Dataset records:
[start]

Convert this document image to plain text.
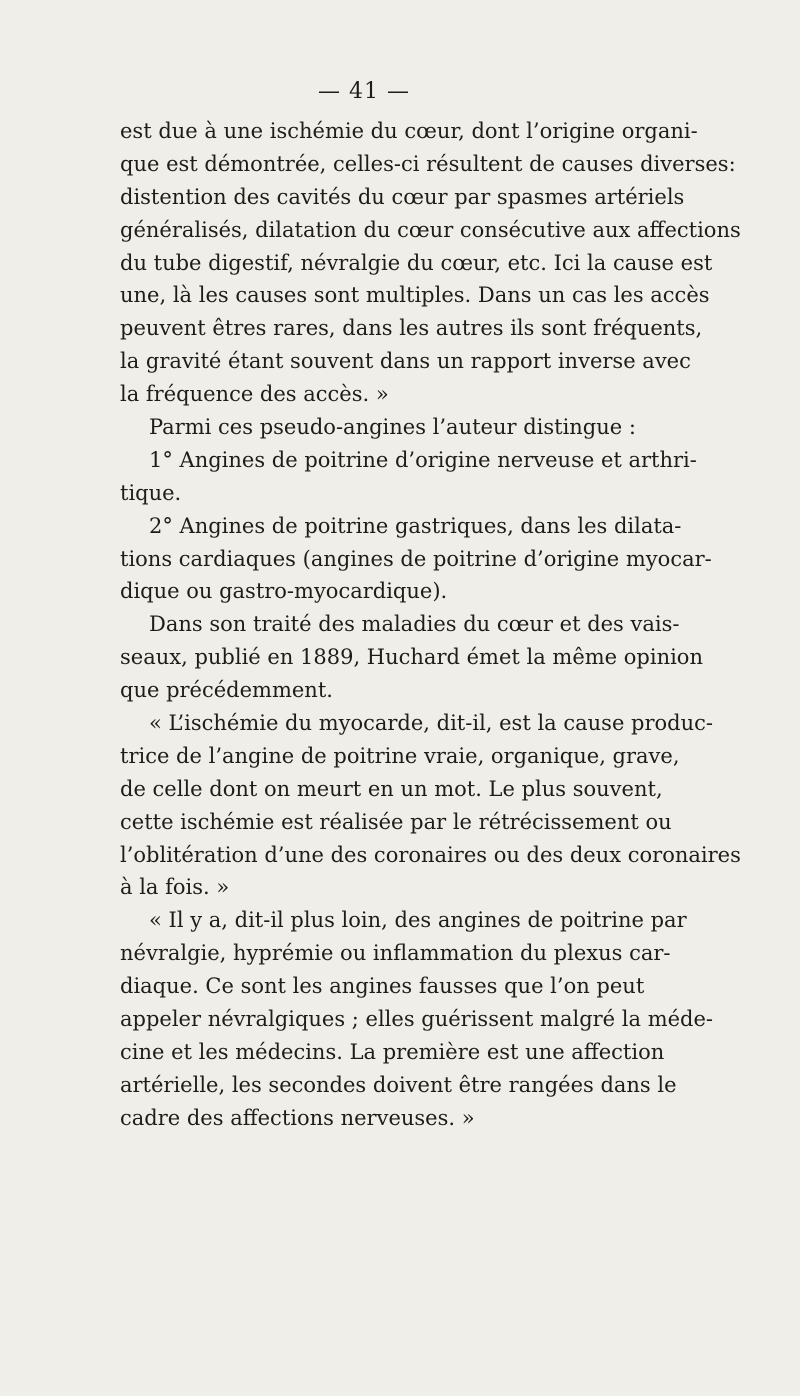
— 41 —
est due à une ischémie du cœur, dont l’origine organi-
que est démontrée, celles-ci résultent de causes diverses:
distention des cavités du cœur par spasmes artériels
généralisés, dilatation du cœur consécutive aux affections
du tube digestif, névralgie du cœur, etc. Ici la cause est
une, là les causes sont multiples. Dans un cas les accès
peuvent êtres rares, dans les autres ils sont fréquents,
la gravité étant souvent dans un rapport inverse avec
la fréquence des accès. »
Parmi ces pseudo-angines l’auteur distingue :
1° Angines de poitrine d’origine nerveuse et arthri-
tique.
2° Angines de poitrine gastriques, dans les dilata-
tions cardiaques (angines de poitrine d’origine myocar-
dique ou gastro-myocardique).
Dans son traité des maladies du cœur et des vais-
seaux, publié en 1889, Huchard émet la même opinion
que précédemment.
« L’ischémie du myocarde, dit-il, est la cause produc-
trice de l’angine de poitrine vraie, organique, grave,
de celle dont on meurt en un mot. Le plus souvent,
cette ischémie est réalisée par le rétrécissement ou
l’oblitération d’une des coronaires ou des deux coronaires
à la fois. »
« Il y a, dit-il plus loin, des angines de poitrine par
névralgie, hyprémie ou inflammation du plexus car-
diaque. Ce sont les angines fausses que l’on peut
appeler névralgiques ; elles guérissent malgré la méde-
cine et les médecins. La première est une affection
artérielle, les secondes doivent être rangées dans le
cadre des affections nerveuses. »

[end]
[start]

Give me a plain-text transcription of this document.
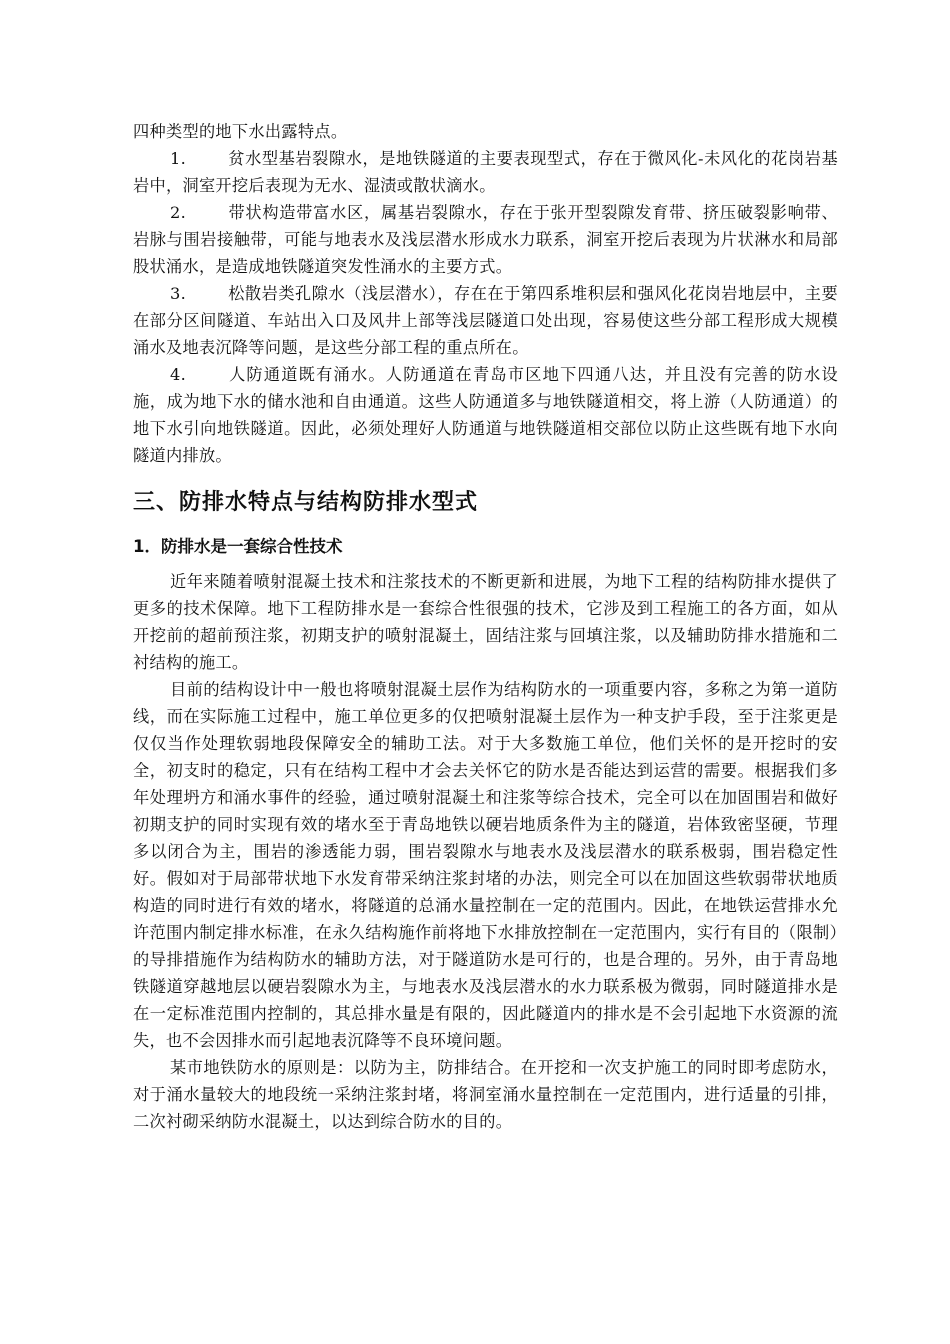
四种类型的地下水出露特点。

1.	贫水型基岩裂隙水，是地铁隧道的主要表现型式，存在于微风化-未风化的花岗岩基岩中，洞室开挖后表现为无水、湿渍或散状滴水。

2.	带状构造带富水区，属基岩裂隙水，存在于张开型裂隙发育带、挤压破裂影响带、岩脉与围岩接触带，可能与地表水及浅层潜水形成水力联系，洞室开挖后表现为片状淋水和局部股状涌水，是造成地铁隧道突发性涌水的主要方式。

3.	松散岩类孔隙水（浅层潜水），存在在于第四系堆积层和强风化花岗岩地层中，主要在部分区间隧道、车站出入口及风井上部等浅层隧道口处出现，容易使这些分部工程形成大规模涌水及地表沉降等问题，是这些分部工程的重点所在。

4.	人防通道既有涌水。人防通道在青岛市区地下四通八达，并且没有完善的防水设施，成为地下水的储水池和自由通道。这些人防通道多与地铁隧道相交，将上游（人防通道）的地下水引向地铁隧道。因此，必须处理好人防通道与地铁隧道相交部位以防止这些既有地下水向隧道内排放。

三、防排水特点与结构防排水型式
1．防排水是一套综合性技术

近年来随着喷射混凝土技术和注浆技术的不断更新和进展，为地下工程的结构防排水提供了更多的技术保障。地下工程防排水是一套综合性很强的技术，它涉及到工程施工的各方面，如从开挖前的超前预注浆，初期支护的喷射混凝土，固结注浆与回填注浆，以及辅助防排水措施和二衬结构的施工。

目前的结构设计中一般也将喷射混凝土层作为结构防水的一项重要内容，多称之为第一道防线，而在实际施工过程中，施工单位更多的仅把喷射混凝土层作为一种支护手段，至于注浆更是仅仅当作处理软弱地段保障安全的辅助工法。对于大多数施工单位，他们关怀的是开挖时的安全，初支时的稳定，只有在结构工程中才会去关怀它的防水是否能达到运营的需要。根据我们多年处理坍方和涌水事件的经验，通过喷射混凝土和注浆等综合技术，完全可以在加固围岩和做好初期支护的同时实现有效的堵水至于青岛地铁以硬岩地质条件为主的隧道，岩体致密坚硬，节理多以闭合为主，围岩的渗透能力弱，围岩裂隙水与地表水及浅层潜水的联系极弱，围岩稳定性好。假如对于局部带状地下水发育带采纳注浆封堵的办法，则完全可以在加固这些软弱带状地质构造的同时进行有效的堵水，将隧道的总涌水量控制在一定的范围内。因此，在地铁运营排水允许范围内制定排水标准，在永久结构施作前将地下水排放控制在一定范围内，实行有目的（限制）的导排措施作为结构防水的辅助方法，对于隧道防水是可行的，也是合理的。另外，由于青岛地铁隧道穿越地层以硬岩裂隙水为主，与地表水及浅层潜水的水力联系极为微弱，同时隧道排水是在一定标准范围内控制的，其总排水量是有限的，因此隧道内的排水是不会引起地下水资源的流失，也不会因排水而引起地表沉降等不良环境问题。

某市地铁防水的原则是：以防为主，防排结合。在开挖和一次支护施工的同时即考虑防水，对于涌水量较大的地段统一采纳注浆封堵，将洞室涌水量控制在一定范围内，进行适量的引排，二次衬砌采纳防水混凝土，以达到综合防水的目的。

[end]

_Required task_:
Gather all the lines that include the word "document" and copy them out.

_Task output_:
Convert this document image to plain text.
Give me a plain-text transcription of this document.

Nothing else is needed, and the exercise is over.